━━━━━ The records ━━━━━
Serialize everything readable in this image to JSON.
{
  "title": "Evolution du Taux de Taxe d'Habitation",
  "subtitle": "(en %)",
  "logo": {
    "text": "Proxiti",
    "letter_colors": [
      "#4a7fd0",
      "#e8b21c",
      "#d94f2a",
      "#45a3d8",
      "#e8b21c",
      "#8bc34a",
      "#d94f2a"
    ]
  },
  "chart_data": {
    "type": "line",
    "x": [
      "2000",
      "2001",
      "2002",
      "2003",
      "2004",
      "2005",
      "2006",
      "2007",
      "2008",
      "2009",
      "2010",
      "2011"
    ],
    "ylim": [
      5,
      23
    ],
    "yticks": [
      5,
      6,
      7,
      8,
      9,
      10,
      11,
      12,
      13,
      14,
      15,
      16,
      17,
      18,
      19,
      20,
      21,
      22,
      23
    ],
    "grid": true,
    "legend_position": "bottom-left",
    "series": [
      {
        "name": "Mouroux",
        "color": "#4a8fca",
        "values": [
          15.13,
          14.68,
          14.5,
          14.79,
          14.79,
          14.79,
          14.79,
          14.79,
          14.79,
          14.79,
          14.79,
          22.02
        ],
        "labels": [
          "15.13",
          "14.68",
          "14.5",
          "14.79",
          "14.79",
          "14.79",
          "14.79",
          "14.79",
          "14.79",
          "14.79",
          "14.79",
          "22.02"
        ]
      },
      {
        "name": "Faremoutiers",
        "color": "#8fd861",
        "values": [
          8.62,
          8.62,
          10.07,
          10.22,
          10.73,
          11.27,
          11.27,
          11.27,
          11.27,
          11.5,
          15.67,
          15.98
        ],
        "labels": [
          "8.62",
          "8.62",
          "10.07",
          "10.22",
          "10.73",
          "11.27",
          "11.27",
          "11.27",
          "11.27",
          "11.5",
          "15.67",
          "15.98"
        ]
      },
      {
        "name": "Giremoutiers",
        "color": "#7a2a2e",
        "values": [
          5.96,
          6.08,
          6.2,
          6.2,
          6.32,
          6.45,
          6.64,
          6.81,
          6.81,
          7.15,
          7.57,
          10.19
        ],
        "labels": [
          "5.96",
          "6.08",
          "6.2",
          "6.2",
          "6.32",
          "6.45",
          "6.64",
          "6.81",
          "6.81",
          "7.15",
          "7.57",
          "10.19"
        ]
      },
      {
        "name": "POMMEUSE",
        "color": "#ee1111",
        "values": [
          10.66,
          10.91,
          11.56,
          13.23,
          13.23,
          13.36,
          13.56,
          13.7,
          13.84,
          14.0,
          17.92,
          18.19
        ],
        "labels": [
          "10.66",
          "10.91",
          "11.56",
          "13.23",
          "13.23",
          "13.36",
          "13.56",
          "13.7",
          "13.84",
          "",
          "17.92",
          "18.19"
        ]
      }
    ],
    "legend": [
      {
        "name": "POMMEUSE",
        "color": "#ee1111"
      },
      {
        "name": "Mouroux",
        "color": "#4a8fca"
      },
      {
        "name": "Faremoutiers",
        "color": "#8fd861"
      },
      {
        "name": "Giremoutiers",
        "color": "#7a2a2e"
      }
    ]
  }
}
━━━━━
Repeat the listing above without any change.

Serialize everything readable in this image to JSON.
{
  "title": "Evolution du Taux de Taxe d'Habitation",
  "subtitle": "(en %)",
  "logo": {
    "text": "Proxiti",
    "letter_colors": [
      "#4a7fd0",
      "#e8b21c",
      "#d94f2a",
      "#45a3d8",
      "#e8b21c",
      "#8bc34a",
      "#d94f2a"
    ]
  },
  "chart_data": {
    "type": "line",
    "x": [
      "2000",
      "2001",
      "2002",
      "2003",
      "2004",
      "2005",
      "2006",
      "2007",
      "2008",
      "2009",
      "2010",
      "2011"
    ],
    "ylim": [
      5,
      23
    ],
    "yticks": [
      5,
      6,
      7,
      8,
      9,
      10,
      11,
      12,
      13,
      14,
      15,
      16,
      17,
      18,
      19,
      20,
      21,
      22,
      23
    ],
    "grid": true,
    "legend_position": "bottom-left",
    "series": [
      {
        "name": "Mouroux",
        "color": "#4a8fca",
        "values": [
          15.13,
          14.68,
          14.5,
          14.79,
          14.79,
          14.79,
          14.79,
          14.79,
          14.79,
          14.79,
          14.79,
          22.02
        ],
        "labels": [
          "15.13",
          "14.68",
          "14.5",
          "14.79",
          "14.79",
          "14.79",
          "14.79",
          "14.79",
          "14.79",
          "14.79",
          "14.79",
          "22.02"
        ]
      },
      {
        "name": "Faremoutiers",
        "color": "#8fd861",
        "values": [
          8.62,
          8.62,
          10.07,
          10.22,
          10.73,
          11.27,
          11.27,
          11.27,
          11.27,
          11.5,
          15.67,
          15.98
        ],
        "labels": [
          "8.62",
          "8.62",
          "10.07",
          "10.22",
          "10.73",
          "11.27",
          "11.27",
          "11.27",
          "11.27",
          "11.5",
          "15.67",
          "15.98"
        ]
      },
      {
        "name": "Giremoutiers",
        "color": "#7a2a2e",
        "values": [
          5.96,
          6.08,
          6.2,
          6.2,
          6.32,
          6.45,
          6.64,
          6.81,
          6.81,
          7.15,
          7.57,
          10.19
        ],
        "labels": [
          "5.96",
          "6.08",
          "6.2",
          "6.2",
          "6.32",
          "6.45",
          "6.64",
          "6.81",
          "6.81",
          "7.15",
          "7.57",
          "10.19"
        ]
      },
      {
        "name": "POMMEUSE",
        "color": "#ee1111",
        "values": [
          10.66,
          10.91,
          11.56,
          13.23,
          13.23,
          13.36,
          13.56,
          13.7,
          13.84,
          14.0,
          17.92,
          18.19
        ],
        "labels": [
          "10.66",
          "10.91",
          "11.56",
          "13.23",
          "13.23",
          "13.36",
          "13.56",
          "13.7",
          "13.84",
          "",
          "17.92",
          "18.19"
        ]
      }
    ],
    "legend": [
      {
        "name": "POMMEUSE",
        "color": "#ee1111"
      },
      {
        "name": "Mouroux",
        "color": "#4a8fca"
      },
      {
        "name": "Faremoutiers",
        "color": "#8fd861"
      },
      {
        "name": "Giremoutiers",
        "color": "#7a2a2e"
      }
    ]
  }
}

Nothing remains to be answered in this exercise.